[Start of RECORDS TO PROCESS]
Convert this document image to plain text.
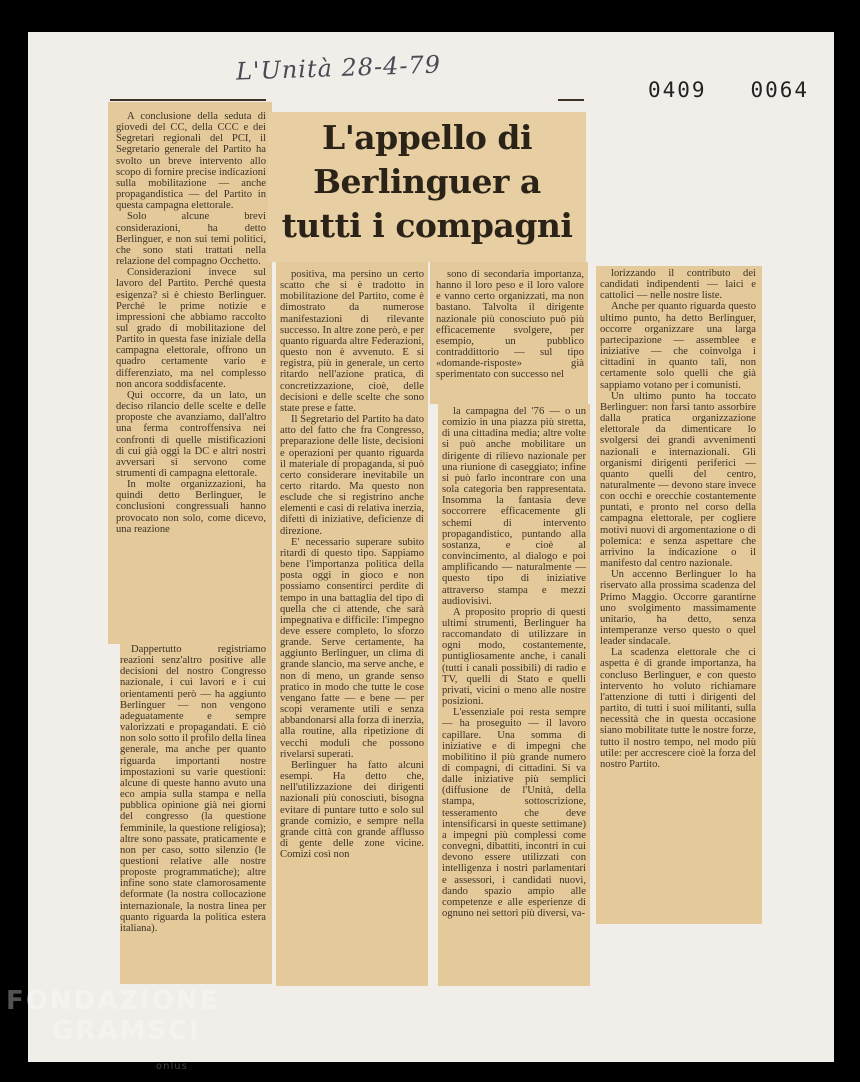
L'Unità 28-4-79
0409   0064

A conclusione della seduta di giovedì del CC, della CCC e dei Segretari regionali del PCI, il Segretario generale del Partito ha svolto un breve intervento allo scopo di fornire precise indicazioni sulla mobilitazione — anche propagandistica — del Partito in questa campagna elettorale.

Solo alcune brevi considerazioni, ha detto Berlinguer, e non sui temi politici, che sono stati trattati nella relazione del compagno Occhetto.

Considerazioni invece sul lavoro del Partito. Perché questa esigenza? si è chiesto Berlinguer. Perché le prime notizie e impressioni che abbiamo raccolto sul grado di mobilitazione del Partito in questa fase iniziale della campagna elettorale, offrono un quadro certamente vario e differenziato, ma nel complesso non ancora soddisfacente.

Qui occorre, da un lato, un deciso rilancio delle scelte e delle proposte che avanziamo, dall'altro una ferma controffensiva nei confronti di quelle mistificazioni di cui già oggi la DC e altri nostri avversari si servono come strumenti di campagna elettorale.

In molte organizzazioni, ha quindi detto Berlinguer, le conclusioni congressuali hanno provocato non solo, come dicevo, una reazione

Dappertutto registriamo reazioni senz'altro positive alle decisioni del nostro Congresso nazionale, i cui lavori e i cui orientamenti però — ha aggiunto Berlinguer — non vengono adeguatamente e sempre valorizzati e propagandati. E ciò non solo sotto il profilo della linea generale, ma anche per quanto riguarda importanti nostre impostazioni su varie questioni: alcune di queste hanno avuto una eco ampia sulla stampa e nella pubblica opinione già nei giorni del congresso (la questione femminile, la questione religiosa); altre sono passate, praticamente e non per caso, sotto silenzio (le questioni relative alle nostre proposte programmatiche); altre infine sono state clamorosamente deformate (la nostra collocazione internazionale, la nostra linea per quanto riguarda la politica estera italiana).

L'appello di Berlinguer a tutti i compagni

positiva, ma persino un certo scatto che si è tradotto in mobilitazione del Partito, come è dimostrato da numerose manifestazioni di rilevante successo. In altre zone però, e per quanto riguarda altre Federazioni, questo non è avvenuto. E si registra, più in generale, un certo ritardo nell'azione pratica, di concretizzazione, cioè, delle decisioni e delle scelte che sono state prese e fatte.

Il Segretario del Partito ha dato atto del fatto che fra Congresso, preparazione delle liste, decisioni e operazioni per quanto riguarda il materiale di propaganda, si può certo considerare inevitabile un certo ritardo. Ma questo non esclude che si registrino anche elementi e casi di relativa inerzia, difetti di iniziative, deficienze di direzione.

E' necessario superare subito ritardi di questo tipo. Sappiamo bene l'importanza politica della posta oggi in gioco e non possiamo consentirci perdite di tempo in una battaglia del tipo di quella che ci attende, che sarà impegnativa e difficile: l'impegno deve essere completo, lo sforzo grande. Serve certamente, ha aggiunto Berlinguer, un clima di grande slancio, ma serve anche, e non di meno, un grande senso pratico in modo che tutte le cose vengano fatte — e bene — per scopi veramente utili e senza abbandonarsi alla forza di inerzia, alla routine, alla ripetizione di vecchi moduli che possono rivelarsi superati.

Berlinguer ha fatto alcuni esempi. Ha detto che, nell'utilizzazione dei dirigenti nazionali più conosciuti, bisogna evitare di puntare tutto e solo sul grande comizio, e sempre nella grande città con grande afflusso di gente delle zone vicine. Comizi così non

sono di secondaria importanza, hanno il loro peso e il loro valore e vanno certo organizzati, ma non bastano. Talvolta il dirigente nazionale più conosciuto può più efficacemente svolgere, per esempio, un pubblico contraddittorio — sul tipo «domande-risposte» già sperimentato con successo nel

la campagna del '76 — o un comizio in una piazza più stretta, di una cittadina media; altre volte si può anche mobilitare un dirigente di rilievo nazionale per una riunione di caseggiato; infine si può farlo incontrare con una sola categoria ben rappresentata. Insomma la fantasia deve soccorrere efficacemente gli schemi di intervento propagandistico, puntando alla sostanza, e cioè al convincimento, al dialogo e poi amplificando — naturalmente — questo tipo di iniziative attraverso stampa e mezzi audiovisivi.

A proposito proprio di questi ultimi strumenti, Berlinguer ha raccomandato di utilizzare in ogni modo, costantemente, puntigliosamente anche, i canali (tutti i canali possibili) di radio e TV, quelli di Stato e quelli privati, vicini o meno alle nostre posizioni.

L'essenziale poi resta sempre — ha proseguito — il lavoro capillare. Una somma di iniziative e di impegni che mobilitino il più grande numero di compagni, di cittadini. Si va dalle iniziative più semplici (diffusione de l'Unità, della stampa, sottoscrizione, tesseramento che deve intensificarsi in queste settimane) a impegni più complessi come convegni, dibattiti, incontri in cui devono essere utilizzati con intelligenza i nostri parlamentari e assessori, i candidati nuovi, dando spazio ampio alle competenze e alle esperienze di ognuno nei settori più diversi, va-

lorizzando il contributo dei candidati indipendenti — laici e cattolici — nelle nostre liste.

Anche per quanto riguarda questo ultimo punto, ha detto Berlinguer, occorre organizzare una larga partecipazione — assemblee e iniziative — che coinvolga i cittadini in quanto tali, non certamente solo quelli che già sappiamo votano per i comunisti.

Un ultimo punto ha toccato Berlinguer: non farsi tanto assorbire dalla pratica organizzazione elettorale da dimenticare lo svolgersi dei grandi avvenimenti nazionali e internazionali. Gli organismi dirigenti periferici — quanto quelli del centro, naturalmente — devono stare invece con occhi e orecchie costantemente puntati, e pronto nel corso della campagna elettorale, per cogliere motivi nuovi di argomentazione o di polemica: e senza aspettare che arrivino la indicazione o il manifesto dal centro nazionale.

Un accenno Berlinguer lo ha riservato alla prossima scadenza del Primo Maggio. Occorre garantirne uno svolgimento massimamente unitario, ha detto, senza intemperanze verso questo o quel leader sindacale.

La scadenza elettorale che ci aspetta è di grande importanza, ha concluso Berlinguer, e con questo intervento ho voluto richiamare l'attenzione di tutti i dirigenti del partito, di tutti i suoi militanti, sulla necessità che in questa occasione siano mobilitate tutte le nostre forze, tutto il nostro tempo, nel modo più utile: per accrescere cioè la forza del nostro Partito.

FONDAZIONE
GRAMSCI
onlus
[End of RECORDS TO PROCESS]
GIVEN TASK: Give every line back word for word and leave the pictures out.

EXERCISE SOLUTION:
Convert this document image to plain text.
L'Unità 28-4-79
0409   0064

A conclusione della seduta di giovedì del CC, della CCC e dei Segretari regionali del PCI, il Segretario generale del Partito ha svolto un breve intervento allo scopo di fornire precise indicazioni sulla mobilitazione — anche propagandistica — del Partito in questa campagna elettorale.

Solo alcune brevi considerazioni, ha detto Berlinguer, e non sui temi politici, che sono stati trattati nella relazione del compagno Occhetto.

Considerazioni invece sul lavoro del Partito. Perché questa esigenza? si è chiesto Berlinguer. Perché le prime notizie e impressioni che abbiamo raccolto sul grado di mobilitazione del Partito in questa fase iniziale della campagna elettorale, offrono un quadro certamente vario e differenziato, ma nel complesso non ancora soddisfacente.

Qui occorre, da un lato, un deciso rilancio delle scelte e delle proposte che avanziamo, dall'altro una ferma controffensiva nei confronti di quelle mistificazioni di cui già oggi la DC e altri nostri avversari si servono come strumenti di campagna elettorale.

In molte organizzazioni, ha quindi detto Berlinguer, le conclusioni congressuali hanno provocato non solo, come dicevo, una reazione

Dappertutto registriamo reazioni senz'altro positive alle decisioni del nostro Congresso nazionale, i cui lavori e i cui orientamenti però — ha aggiunto Berlinguer — non vengono adeguatamente e sempre valorizzati e propagandati. E ciò non solo sotto il profilo della linea generale, ma anche per quanto riguarda importanti nostre impostazioni su varie questioni: alcune di queste hanno avuto una eco ampia sulla stampa e nella pubblica opinione già nei giorni del congresso (la questione femminile, la questione religiosa); altre sono passate, praticamente e non per caso, sotto silenzio (le questioni relative alle nostre proposte programmatiche); altre infine sono state clamorosamente deformate (la nostra collocazione internazionale, la nostra linea per quanto riguarda la politica estera italiana).

L'appello di Berlinguer a tutti i compagni

positiva, ma persino un certo scatto che si è tradotto in mobilitazione del Partito, come è dimostrato da numerose manifestazioni di rilevante successo. In altre zone però, e per quanto riguarda altre Federazioni, questo non è avvenuto. E si registra, più in generale, un certo ritardo nell'azione pratica, di concretizzazione, cioè, delle decisioni e delle scelte che sono state prese e fatte.

Il Segretario del Partito ha dato atto del fatto che fra Congresso, preparazione delle liste, decisioni e operazioni per quanto riguarda il materiale di propaganda, si può certo considerare inevitabile un certo ritardo. Ma questo non esclude che si registrino anche elementi e casi di relativa inerzia, difetti di iniziative, deficienze di direzione.

E' necessario superare subito ritardi di questo tipo. Sappiamo bene l'importanza politica della posta oggi in gioco e non possiamo consentirci perdite di tempo in una battaglia del tipo di quella che ci attende, che sarà impegnativa e difficile: l'impegno deve essere completo, lo sforzo grande. Serve certamente, ha aggiunto Berlinguer, un clima di grande slancio, ma serve anche, e non di meno, un grande senso pratico in modo che tutte le cose vengano fatte — e bene — per scopi veramente utili e senza abbandonarsi alla forza di inerzia, alla routine, alla ripetizione di vecchi moduli che possono rivelarsi superati.

Berlinguer ha fatto alcuni esempi. Ha detto che, nell'utilizzazione dei dirigenti nazionali più conosciuti, bisogna evitare di puntare tutto e solo sul grande comizio, e sempre nella grande città con grande afflusso di gente delle zone vicine. Comizi così non

sono di secondaria importanza, hanno il loro peso e il loro valore e vanno certo organizzati, ma non bastano. Talvolta il dirigente nazionale più conosciuto può più efficacemente svolgere, per esempio, un pubblico contraddittorio — sul tipo «domande-risposte» già sperimentato con successo nel

la campagna del '76 — o un comizio in una piazza più stretta, di una cittadina media; altre volte si può anche mobilitare un dirigente di rilievo nazionale per una riunione di caseggiato; infine si può farlo incontrare con una sola categoria ben rappresentata. Insomma la fantasia deve soccorrere efficacemente gli schemi di intervento propagandistico, puntando alla sostanza, e cioè al convincimento, al dialogo e poi amplificando — naturalmente — questo tipo di iniziative attraverso stampa e mezzi audiovisivi.

A proposito proprio di questi ultimi strumenti, Berlinguer ha raccomandato di utilizzare in ogni modo, costantemente, puntigliosamente anche, i canali (tutti i canali possibili) di radio e TV, quelli di Stato e quelli privati, vicini o meno alle nostre posizioni.

L'essenziale poi resta sempre — ha proseguito — il lavoro capillare. Una somma di iniziative e di impegni che mobilitino il più grande numero di compagni, di cittadini. Si va dalle iniziative più semplici (diffusione de l'Unità, della stampa, sottoscrizione, tesseramento che deve intensificarsi in queste settimane) a impegni più complessi come convegni, dibattiti, incontri in cui devono essere utilizzati con intelligenza i nostri parlamentari e assessori, i candidati nuovi, dando spazio ampio alle competenze e alle esperienze di ognuno nei settori più diversi, va-

lorizzando il contributo dei candidati indipendenti — laici e cattolici — nelle nostre liste.

Anche per quanto riguarda questo ultimo punto, ha detto Berlinguer, occorre organizzare una larga partecipazione — assemblee e iniziative — che coinvolga i cittadini in quanto tali, non certamente solo quelli che già sappiamo votano per i comunisti.

Un ultimo punto ha toccato Berlinguer: non farsi tanto assorbire dalla pratica organizzazione elettorale da dimenticare lo svolgersi dei grandi avvenimenti nazionali e internazionali. Gli organismi dirigenti periferici — quanto quelli del centro, naturalmente — devono stare invece con occhi e orecchie costantemente puntati, e pronto nel corso della campagna elettorale, per cogliere motivi nuovi di argomentazione o di polemica: e senza aspettare che arrivino la indicazione o il manifesto dal centro nazionale.

Un accenno Berlinguer lo ha riservato alla prossima scadenza del Primo Maggio. Occorre garantirne uno svolgimento massimamente unitario, ha detto, senza intemperanze verso questo o quel leader sindacale.

La scadenza elettorale che ci aspetta è di grande importanza, ha concluso Berlinguer, e con questo intervento ho voluto richiamare l'attenzione di tutti i dirigenti del partito, di tutti i suoi militanti, sulla necessità che in questa occasione siano mobilitate tutte le nostre forze, tutto il nostro tempo, nel modo più utile: per accrescere cioè la forza del nostro Partito.

FONDAZIONE
GRAMSCI
onlus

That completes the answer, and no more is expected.